■ **Instruction**: Write every entry out again exactly, please, and skip the pictures.

■ **Data to process**:
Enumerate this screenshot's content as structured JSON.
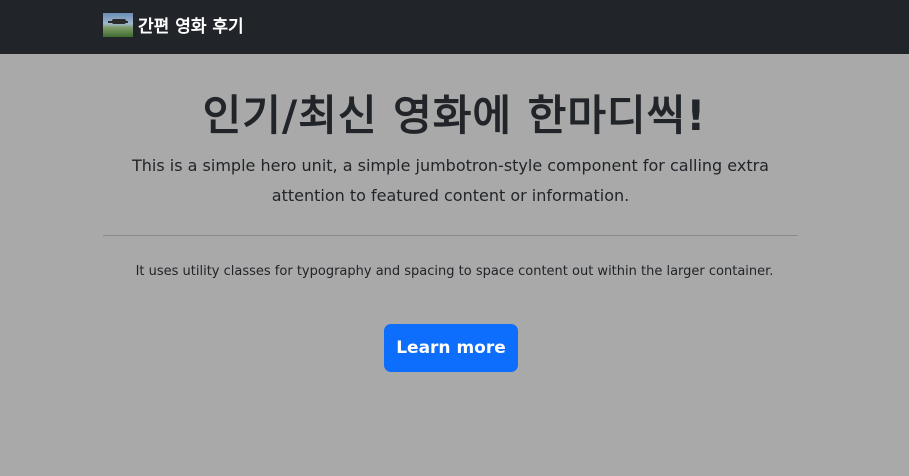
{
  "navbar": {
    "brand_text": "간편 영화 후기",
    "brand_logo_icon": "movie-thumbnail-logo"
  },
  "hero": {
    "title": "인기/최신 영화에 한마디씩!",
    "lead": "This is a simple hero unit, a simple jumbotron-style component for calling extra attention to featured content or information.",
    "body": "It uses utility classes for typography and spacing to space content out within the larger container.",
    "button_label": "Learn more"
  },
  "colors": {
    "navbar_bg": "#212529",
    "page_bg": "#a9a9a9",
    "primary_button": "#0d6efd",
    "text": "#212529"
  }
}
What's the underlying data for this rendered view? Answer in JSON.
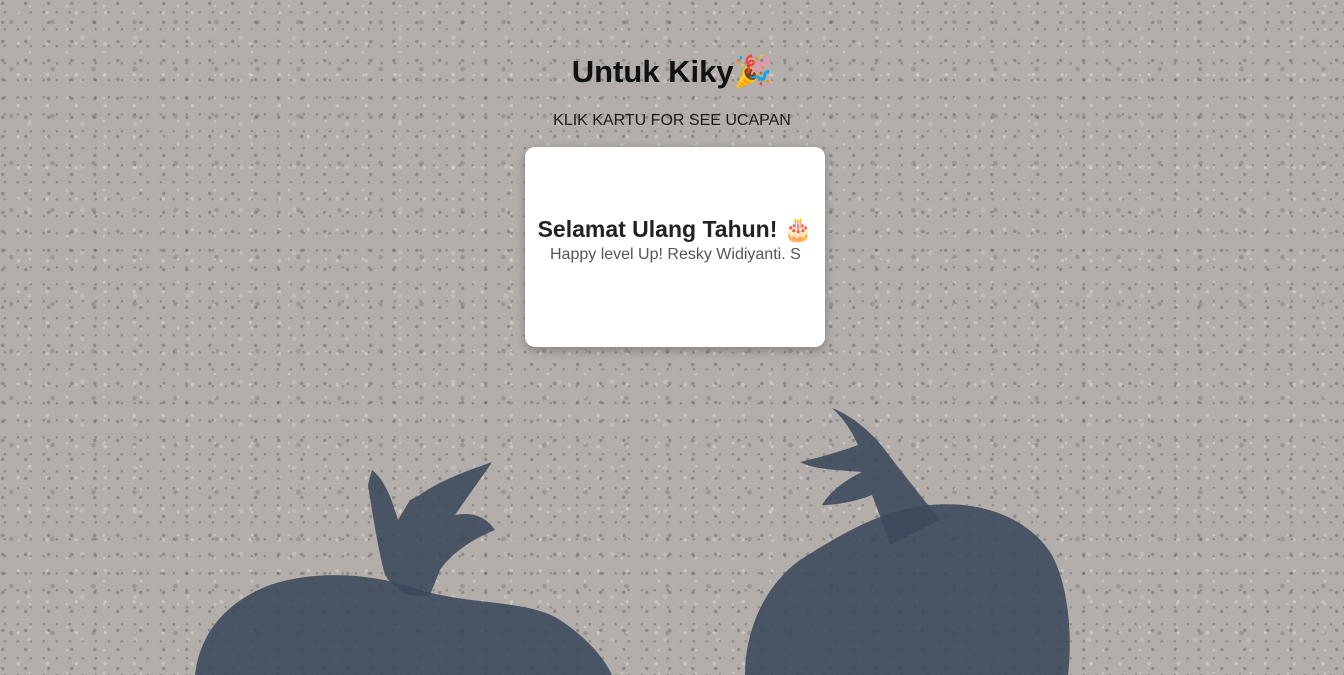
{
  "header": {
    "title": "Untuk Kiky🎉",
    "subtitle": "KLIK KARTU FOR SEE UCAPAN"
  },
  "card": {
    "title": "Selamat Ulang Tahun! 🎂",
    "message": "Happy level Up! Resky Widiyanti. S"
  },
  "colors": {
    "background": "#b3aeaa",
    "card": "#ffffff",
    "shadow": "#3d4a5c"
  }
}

■ **Result**:
Enumerate this screenshot's content as structured JSON.
{
  "navbar": {
    "brand_text": "간편 영화 후기",
    "brand_logo_icon": "movie-thumbnail-logo"
  },
  "hero": {
    "title": "인기/최신 영화에 한마디씩!",
    "lead": "This is a simple hero unit, a simple jumbotron-style component for calling extra attention to featured content or information.",
    "body": "It uses utility classes for typography and spacing to space content out within the larger container.",
    "button_label": "Learn more"
  },
  "colors": {
    "navbar_bg": "#212529",
    "page_bg": "#a9a9a9",
    "primary_button": "#0d6efd",
    "text": "#212529"
  }
}
What's the underlying data for this rendered view? Answer in JSON.
{
  "header": {
    "title": "Untuk Kiky🎉",
    "subtitle": "KLIK KARTU FOR SEE UCAPAN"
  },
  "card": {
    "title": "Selamat Ulang Tahun! 🎂",
    "message": "Happy level Up! Resky Widiyanti. S"
  },
  "colors": {
    "background": "#b3aeaa",
    "card": "#ffffff",
    "shadow": "#3d4a5c"
  }
}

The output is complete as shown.